━━ Provided entries ━━

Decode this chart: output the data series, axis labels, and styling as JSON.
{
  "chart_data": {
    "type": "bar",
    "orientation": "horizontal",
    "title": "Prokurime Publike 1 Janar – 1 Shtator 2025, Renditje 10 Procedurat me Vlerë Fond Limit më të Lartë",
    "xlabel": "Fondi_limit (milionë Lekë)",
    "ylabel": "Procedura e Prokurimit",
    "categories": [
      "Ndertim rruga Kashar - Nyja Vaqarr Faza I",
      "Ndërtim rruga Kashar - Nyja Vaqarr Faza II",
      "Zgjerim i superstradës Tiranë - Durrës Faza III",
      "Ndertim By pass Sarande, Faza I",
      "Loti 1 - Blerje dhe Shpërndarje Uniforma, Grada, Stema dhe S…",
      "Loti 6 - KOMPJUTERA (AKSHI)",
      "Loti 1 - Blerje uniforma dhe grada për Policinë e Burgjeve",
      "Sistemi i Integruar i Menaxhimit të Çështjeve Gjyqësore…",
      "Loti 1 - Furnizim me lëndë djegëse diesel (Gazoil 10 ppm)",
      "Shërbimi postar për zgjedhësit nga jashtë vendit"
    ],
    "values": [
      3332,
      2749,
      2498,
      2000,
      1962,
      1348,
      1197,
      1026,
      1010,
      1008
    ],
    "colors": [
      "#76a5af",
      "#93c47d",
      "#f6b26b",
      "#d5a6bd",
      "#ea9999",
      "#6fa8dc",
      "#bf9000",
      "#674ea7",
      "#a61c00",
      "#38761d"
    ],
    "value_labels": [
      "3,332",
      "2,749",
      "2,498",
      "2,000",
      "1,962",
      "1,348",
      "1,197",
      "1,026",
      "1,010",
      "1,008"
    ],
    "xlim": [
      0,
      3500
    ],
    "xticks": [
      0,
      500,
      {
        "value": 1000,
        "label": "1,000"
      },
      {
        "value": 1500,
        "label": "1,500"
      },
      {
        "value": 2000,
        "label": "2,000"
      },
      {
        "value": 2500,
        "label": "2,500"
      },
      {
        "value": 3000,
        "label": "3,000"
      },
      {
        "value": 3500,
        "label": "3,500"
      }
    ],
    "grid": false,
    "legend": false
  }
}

━━━

#### [Written instruction]
Retype the records in full. Keep every line identical to the original.

#### [Completed exercise]
Decode this chart: output the data series, axis labels, and styling as JSON.
{
  "chart_data": {
    "type": "bar",
    "orientation": "horizontal",
    "title": "Prokurime Publike 1 Janar – 1 Shtator 2025, Renditje 10 Procedurat me Vlerë Fond Limit më të Lartë",
    "xlabel": "Fondi_limit (milionë Lekë)",
    "ylabel": "Procedura e Prokurimit",
    "categories": [
      "Ndertim rruga Kashar - Nyja Vaqarr Faza I",
      "Ndërtim rruga Kashar - Nyja Vaqarr Faza II",
      "Zgjerim i superstradës Tiranë - Durrës Faza III",
      "Ndertim By pass Sarande, Faza I",
      "Loti 1 - Blerje dhe Shpërndarje Uniforma, Grada, Stema dhe S…",
      "Loti 6 - KOMPJUTERA (AKSHI)",
      "Loti 1 - Blerje uniforma dhe grada për Policinë e Burgjeve",
      "Sistemi i Integruar i Menaxhimit të Çështjeve Gjyqësore…",
      "Loti 1 - Furnizim me lëndë djegëse diesel (Gazoil 10 ppm)",
      "Shërbimi postar për zgjedhësit nga jashtë vendit"
    ],
    "values": [
      3332,
      2749,
      2498,
      2000,
      1962,
      1348,
      1197,
      1026,
      1010,
      1008
    ],
    "colors": [
      "#76a5af",
      "#93c47d",
      "#f6b26b",
      "#d5a6bd",
      "#ea9999",
      "#6fa8dc",
      "#bf9000",
      "#674ea7",
      "#a61c00",
      "#38761d"
    ],
    "value_labels": [
      "3,332",
      "2,749",
      "2,498",
      "2,000",
      "1,962",
      "1,348",
      "1,197",
      "1,026",
      "1,010",
      "1,008"
    ],
    "xlim": [
      0,
      3500
    ],
    "xticks": [
      0,
      500,
      {
        "value": 1000,
        "label": "1,000"
      },
      {
        "value": 1500,
        "label": "1,500"
      },
      {
        "value": 2000,
        "label": "2,000"
      },
      {
        "value": 2500,
        "label": "2,500"
      },
      {
        "value": 3000,
        "label": "3,000"
      },
      {
        "value": 3500,
        "label": "3,500"
      }
    ],
    "grid": false,
    "legend": false
  }
}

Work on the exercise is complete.